• _Objective_:
What follows is a block of records; restate each one word for word.

• _Provided records_:
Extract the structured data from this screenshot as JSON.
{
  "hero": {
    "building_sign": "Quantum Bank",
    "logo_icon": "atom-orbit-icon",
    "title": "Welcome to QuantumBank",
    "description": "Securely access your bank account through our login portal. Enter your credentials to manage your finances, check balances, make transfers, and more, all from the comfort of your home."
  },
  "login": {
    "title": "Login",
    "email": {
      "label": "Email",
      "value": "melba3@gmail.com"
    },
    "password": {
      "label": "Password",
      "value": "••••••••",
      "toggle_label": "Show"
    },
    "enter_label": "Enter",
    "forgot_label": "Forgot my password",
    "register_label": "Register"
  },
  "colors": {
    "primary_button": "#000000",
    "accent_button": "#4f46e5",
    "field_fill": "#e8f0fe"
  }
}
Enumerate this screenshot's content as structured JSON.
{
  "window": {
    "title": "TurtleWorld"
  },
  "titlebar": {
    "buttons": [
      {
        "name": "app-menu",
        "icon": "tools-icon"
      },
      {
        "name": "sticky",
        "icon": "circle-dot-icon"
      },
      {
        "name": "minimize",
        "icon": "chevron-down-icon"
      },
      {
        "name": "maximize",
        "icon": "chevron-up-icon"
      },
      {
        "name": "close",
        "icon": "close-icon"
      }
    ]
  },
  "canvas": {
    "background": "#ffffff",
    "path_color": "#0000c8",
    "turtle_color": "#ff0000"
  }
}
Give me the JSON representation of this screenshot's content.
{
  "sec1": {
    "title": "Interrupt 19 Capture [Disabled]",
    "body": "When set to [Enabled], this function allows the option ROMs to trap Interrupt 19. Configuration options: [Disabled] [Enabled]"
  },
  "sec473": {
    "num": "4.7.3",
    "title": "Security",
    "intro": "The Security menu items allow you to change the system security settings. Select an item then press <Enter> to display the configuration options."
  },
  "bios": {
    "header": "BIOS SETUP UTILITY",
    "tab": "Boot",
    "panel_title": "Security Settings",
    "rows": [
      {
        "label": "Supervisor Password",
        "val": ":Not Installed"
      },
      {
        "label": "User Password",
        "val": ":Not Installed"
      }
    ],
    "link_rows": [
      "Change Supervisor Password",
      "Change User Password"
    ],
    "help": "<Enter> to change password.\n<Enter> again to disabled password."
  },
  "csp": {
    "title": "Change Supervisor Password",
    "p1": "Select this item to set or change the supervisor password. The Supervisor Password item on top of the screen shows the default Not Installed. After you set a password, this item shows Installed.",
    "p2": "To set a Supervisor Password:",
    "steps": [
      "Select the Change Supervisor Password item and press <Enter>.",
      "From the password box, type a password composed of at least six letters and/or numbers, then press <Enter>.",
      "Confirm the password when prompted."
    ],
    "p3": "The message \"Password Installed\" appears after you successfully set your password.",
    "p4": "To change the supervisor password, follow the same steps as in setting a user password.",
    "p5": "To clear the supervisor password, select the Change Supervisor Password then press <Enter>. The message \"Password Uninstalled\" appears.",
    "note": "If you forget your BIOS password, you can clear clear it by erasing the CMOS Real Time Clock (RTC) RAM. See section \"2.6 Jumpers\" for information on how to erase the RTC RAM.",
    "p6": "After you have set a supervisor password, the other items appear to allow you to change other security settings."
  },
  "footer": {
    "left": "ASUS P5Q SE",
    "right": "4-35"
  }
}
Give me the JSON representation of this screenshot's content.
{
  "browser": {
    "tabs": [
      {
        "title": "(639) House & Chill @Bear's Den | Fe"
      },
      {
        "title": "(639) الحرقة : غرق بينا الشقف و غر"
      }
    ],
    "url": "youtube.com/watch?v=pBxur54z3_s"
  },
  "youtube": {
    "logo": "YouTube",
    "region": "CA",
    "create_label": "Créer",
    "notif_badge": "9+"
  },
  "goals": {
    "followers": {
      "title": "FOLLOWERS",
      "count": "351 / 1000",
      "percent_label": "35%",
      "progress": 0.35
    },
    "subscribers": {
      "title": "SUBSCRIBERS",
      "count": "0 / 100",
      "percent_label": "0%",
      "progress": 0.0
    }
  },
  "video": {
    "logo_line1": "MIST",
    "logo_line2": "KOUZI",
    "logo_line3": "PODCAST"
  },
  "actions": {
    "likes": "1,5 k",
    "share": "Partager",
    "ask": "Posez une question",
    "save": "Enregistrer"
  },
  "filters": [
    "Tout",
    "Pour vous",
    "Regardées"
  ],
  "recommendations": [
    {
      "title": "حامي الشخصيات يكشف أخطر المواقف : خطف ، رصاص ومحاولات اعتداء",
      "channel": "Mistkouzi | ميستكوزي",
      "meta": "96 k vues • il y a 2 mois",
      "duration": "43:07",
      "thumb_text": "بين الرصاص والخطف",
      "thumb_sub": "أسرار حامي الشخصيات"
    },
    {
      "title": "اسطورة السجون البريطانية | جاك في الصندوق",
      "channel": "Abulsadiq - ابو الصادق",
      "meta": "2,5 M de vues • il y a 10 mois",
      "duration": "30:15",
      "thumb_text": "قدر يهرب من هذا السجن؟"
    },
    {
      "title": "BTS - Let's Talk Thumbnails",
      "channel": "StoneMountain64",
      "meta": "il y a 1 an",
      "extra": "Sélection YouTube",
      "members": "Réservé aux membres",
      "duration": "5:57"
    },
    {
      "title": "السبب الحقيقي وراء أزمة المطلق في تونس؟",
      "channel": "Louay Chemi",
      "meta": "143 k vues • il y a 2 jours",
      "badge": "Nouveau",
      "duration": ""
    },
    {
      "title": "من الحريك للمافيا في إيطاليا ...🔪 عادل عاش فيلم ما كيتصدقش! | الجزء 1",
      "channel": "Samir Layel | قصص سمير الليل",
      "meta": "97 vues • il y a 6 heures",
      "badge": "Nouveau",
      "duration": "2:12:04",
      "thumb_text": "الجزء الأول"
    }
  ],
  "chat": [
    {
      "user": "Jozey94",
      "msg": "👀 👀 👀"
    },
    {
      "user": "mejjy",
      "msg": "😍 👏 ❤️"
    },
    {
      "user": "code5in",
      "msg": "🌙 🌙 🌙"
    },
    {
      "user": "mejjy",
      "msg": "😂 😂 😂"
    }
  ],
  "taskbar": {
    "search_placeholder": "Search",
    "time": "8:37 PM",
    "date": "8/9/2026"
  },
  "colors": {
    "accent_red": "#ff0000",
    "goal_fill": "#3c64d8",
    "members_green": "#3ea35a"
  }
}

• _Exercise answer_:
Extract the structured data from this screenshot as JSON.
{
  "hero": {
    "building_sign": "Quantum Bank",
    "logo_icon": "atom-orbit-icon",
    "title": "Welcome to QuantumBank",
    "description": "Securely access your bank account through our login portal. Enter your credentials to manage your finances, check balances, make transfers, and more, all from the comfort of your home."
  },
  "login": {
    "title": "Login",
    "email": {
      "label": "Email",
      "value": "melba3@gmail.com"
    },
    "password": {
      "label": "Password",
      "value": "••••••••",
      "toggle_label": "Show"
    },
    "enter_label": "Enter",
    "forgot_label": "Forgot my password",
    "register_label": "Register"
  },
  "colors": {
    "primary_button": "#000000",
    "accent_button": "#4f46e5",
    "field_fill": "#e8f0fe"
  }
}
Enumerate this screenshot's content as structured JSON.
{
  "window": {
    "title": "TurtleWorld"
  },
  "titlebar": {
    "buttons": [
      {
        "name": "app-menu",
        "icon": "tools-icon"
      },
      {
        "name": "sticky",
        "icon": "circle-dot-icon"
      },
      {
        "name": "minimize",
        "icon": "chevron-down-icon"
      },
      {
        "name": "maximize",
        "icon": "chevron-up-icon"
      },
      {
        "name": "close",
        "icon": "close-icon"
      }
    ]
  },
  "canvas": {
    "background": "#ffffff",
    "path_color": "#0000c8",
    "turtle_color": "#ff0000"
  }
}
Give me the JSON representation of this screenshot's content.
{
  "sec1": {
    "title": "Interrupt 19 Capture [Disabled]",
    "body": "When set to [Enabled], this function allows the option ROMs to trap Interrupt 19. Configuration options: [Disabled] [Enabled]"
  },
  "sec473": {
    "num": "4.7.3",
    "title": "Security",
    "intro": "The Security menu items allow you to change the system security settings. Select an item then press <Enter> to display the configuration options."
  },
  "bios": {
    "header": "BIOS SETUP UTILITY",
    "tab": "Boot",
    "panel_title": "Security Settings",
    "rows": [
      {
        "label": "Supervisor Password",
        "val": ":Not Installed"
      },
      {
        "label": "User Password",
        "val": ":Not Installed"
      }
    ],
    "link_rows": [
      "Change Supervisor Password",
      "Change User Password"
    ],
    "help": "<Enter> to change password.\n<Enter> again to disabled password."
  },
  "csp": {
    "title": "Change Supervisor Password",
    "p1": "Select this item to set or change the supervisor password. The Supervisor Password item on top of the screen shows the default Not Installed. After you set a password, this item shows Installed.",
    "p2": "To set a Supervisor Password:",
    "steps": [
      "Select the Change Supervisor Password item and press <Enter>.",
      "From the password box, type a password composed of at least six letters and/or numbers, then press <Enter>.",
      "Confirm the password when prompted."
    ],
    "p3": "The message \"Password Installed\" appears after you successfully set your password.",
    "p4": "To change the supervisor password, follow the same steps as in setting a user password.",
    "p5": "To clear the supervisor password, select the Change Supervisor Password then press <Enter>. The message \"Password Uninstalled\" appears.",
    "note": "If you forget your BIOS password, you can clear clear it by erasing the CMOS Real Time Clock (RTC) RAM. See section \"2.6 Jumpers\" for information on how to erase the RTC RAM.",
    "p6": "After you have set a supervisor password, the other items appear to allow you to change other security settings."
  },
  "footer": {
    "left": "ASUS P5Q SE",
    "right": "4-35"
  }
}
Give me the JSON representation of this screenshot's content.
{
  "browser": {
    "tabs": [
      {
        "title": "(639) House & Chill @Bear's Den | Fe"
      },
      {
        "title": "(639) الحرقة : غرق بينا الشقف و غر"
      }
    ],
    "url": "youtube.com/watch?v=pBxur54z3_s"
  },
  "youtube": {
    "logo": "YouTube",
    "region": "CA",
    "create_label": "Créer",
    "notif_badge": "9+"
  },
  "goals": {
    "followers": {
      "title": "FOLLOWERS",
      "count": "351 / 1000",
      "percent_label": "35%",
      "progress": 0.35
    },
    "subscribers": {
      "title": "SUBSCRIBERS",
      "count": "0 / 100",
      "percent_label": "0%",
      "progress": 0.0
    }
  },
  "video": {
    "logo_line1": "MIST",
    "logo_line2": "KOUZI",
    "logo_line3": "PODCAST"
  },
  "actions": {
    "likes": "1,5 k",
    "share": "Partager",
    "ask": "Posez une question",
    "save": "Enregistrer"
  },
  "filters": [
    "Tout",
    "Pour vous",
    "Regardées"
  ],
  "recommendations": [
    {
      "title": "حامي الشخصيات يكشف أخطر المواقف : خطف ، رصاص ومحاولات اعتداء",
      "channel": "Mistkouzi | ميستكوزي",
      "meta": "96 k vues • il y a 2 mois",
      "duration": "43:07",
      "thumb_text": "بين الرصاص والخطف",
      "thumb_sub": "أسرار حامي الشخصيات"
    },
    {
      "title": "اسطورة السجون البريطانية | جاك في الصندوق",
      "channel": "Abulsadiq - ابو الصادق",
      "meta": "2,5 M de vues • il y a 10 mois",
      "duration": "30:15",
      "thumb_text": "قدر يهرب من هذا السجن؟"
    },
    {
      "title": "BTS - Let's Talk Thumbnails",
      "channel": "StoneMountain64",
      "meta": "il y a 1 an",
      "extra": "Sélection YouTube",
      "members": "Réservé aux membres",
      "duration": "5:57"
    },
    {
      "title": "السبب الحقيقي وراء أزمة المطلق في تونس؟",
      "channel": "Louay Chemi",
      "meta": "143 k vues • il y a 2 jours",
      "badge": "Nouveau",
      "duration": ""
    },
    {
      "title": "من الحريك للمافيا في إيطاليا ...🔪 عادل عاش فيلم ما كيتصدقش! | الجزء 1",
      "channel": "Samir Layel | قصص سمير الليل",
      "meta": "97 vues • il y a 6 heures",
      "badge": "Nouveau",
      "duration": "2:12:04",
      "thumb_text": "الجزء الأول"
    }
  ],
  "chat": [
    {
      "user": "Jozey94",
      "msg": "👀 👀 👀"
    },
    {
      "user": "mejjy",
      "msg": "😍 👏 ❤️"
    },
    {
      "user": "code5in",
      "msg": "🌙 🌙 🌙"
    },
    {
      "user": "mejjy",
      "msg": "😂 😂 😂"
    }
  ],
  "taskbar": {
    "search_placeholder": "Search",
    "time": "8:37 PM",
    "date": "8/9/2026"
  },
  "colors": {
    "accent_red": "#ff0000",
    "goal_fill": "#3c64d8",
    "members_green": "#3ea35a"
  }
}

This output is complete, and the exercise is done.